▶ _Direction_:
Below are the records; give again exactly the lines from the one containing "Decode this image" through the one containing "What's the underlying", leaving out pictures.

▶ _Materials provided_:
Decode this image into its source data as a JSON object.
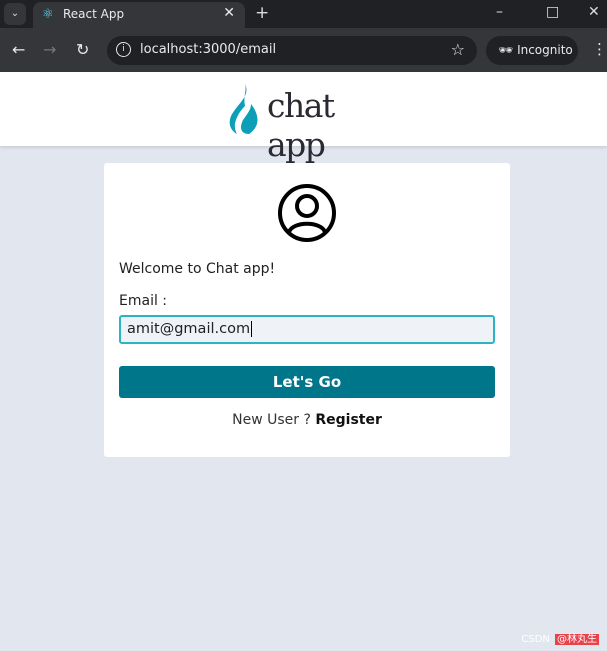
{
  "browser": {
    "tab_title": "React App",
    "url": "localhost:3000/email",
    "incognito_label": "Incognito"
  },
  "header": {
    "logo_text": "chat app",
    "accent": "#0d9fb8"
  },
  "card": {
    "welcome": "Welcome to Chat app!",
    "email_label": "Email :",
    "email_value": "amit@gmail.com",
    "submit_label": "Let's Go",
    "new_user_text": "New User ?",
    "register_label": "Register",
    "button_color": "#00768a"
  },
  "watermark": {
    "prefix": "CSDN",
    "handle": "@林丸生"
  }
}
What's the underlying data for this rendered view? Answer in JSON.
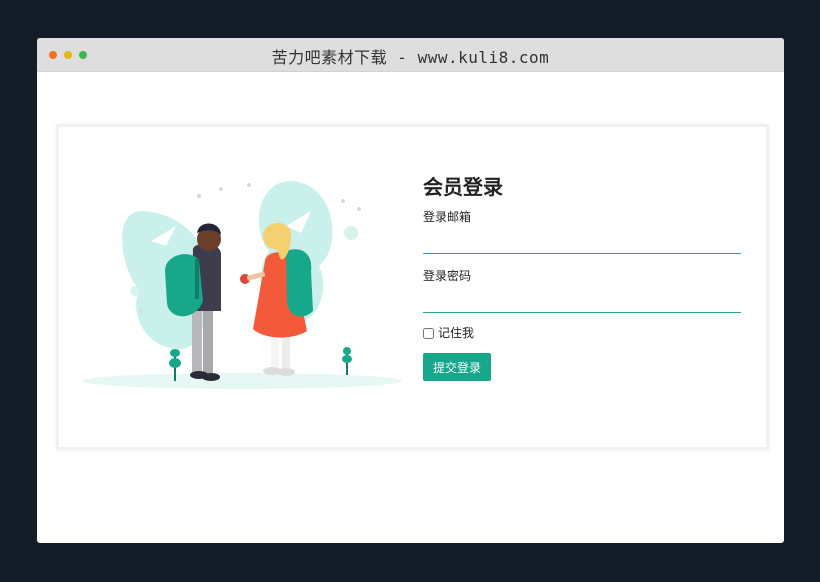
--
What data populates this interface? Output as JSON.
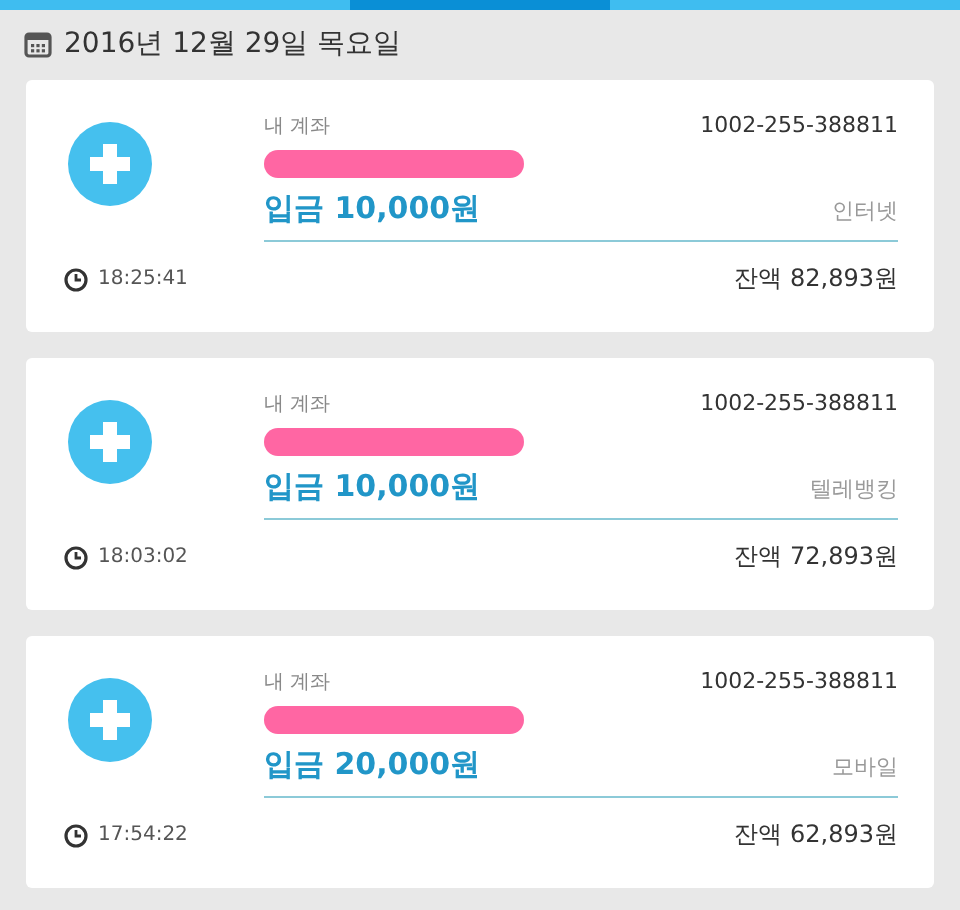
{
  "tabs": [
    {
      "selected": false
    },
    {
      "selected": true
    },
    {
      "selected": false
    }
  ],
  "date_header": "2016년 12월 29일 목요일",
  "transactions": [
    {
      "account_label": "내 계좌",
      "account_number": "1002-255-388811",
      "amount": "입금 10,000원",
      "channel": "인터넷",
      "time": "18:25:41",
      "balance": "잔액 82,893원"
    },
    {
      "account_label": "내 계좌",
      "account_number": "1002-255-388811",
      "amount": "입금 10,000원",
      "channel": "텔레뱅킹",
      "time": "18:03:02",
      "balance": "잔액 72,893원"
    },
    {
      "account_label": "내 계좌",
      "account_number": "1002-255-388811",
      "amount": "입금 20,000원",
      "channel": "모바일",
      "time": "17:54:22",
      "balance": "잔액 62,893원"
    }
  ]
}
* * *
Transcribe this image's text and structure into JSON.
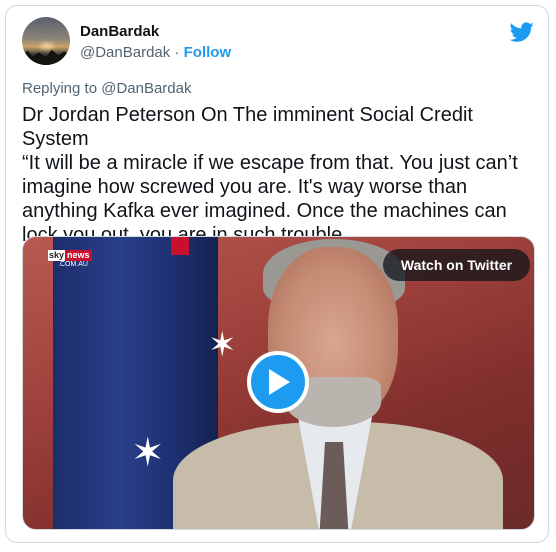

▶ _Written answer_:
Decode this image into its source data as a JSON object.
{
  "browser": {
    "tab_title": "React App",
    "url": "localhost:3000/email",
    "incognito_label": "Incognito"
  },
  "header": {
    "logo_text": "chat app",
    "accent": "#0d9fb8"
  },
  "card": {
    "welcome": "Welcome to Chat app!",
    "email_label": "Email :",
    "email_value": "amit@gmail.com",
    "submit_label": "Let's Go",
    "new_user_text": "New User ?",
    "register_label": "Register",
    "button_color": "#00768a"
  },
  "watermark": {
    "prefix": "CSDN",
    "handle": "@林丸生"
  }
}
What's the underlying data for this rendered view? Answer in JSON.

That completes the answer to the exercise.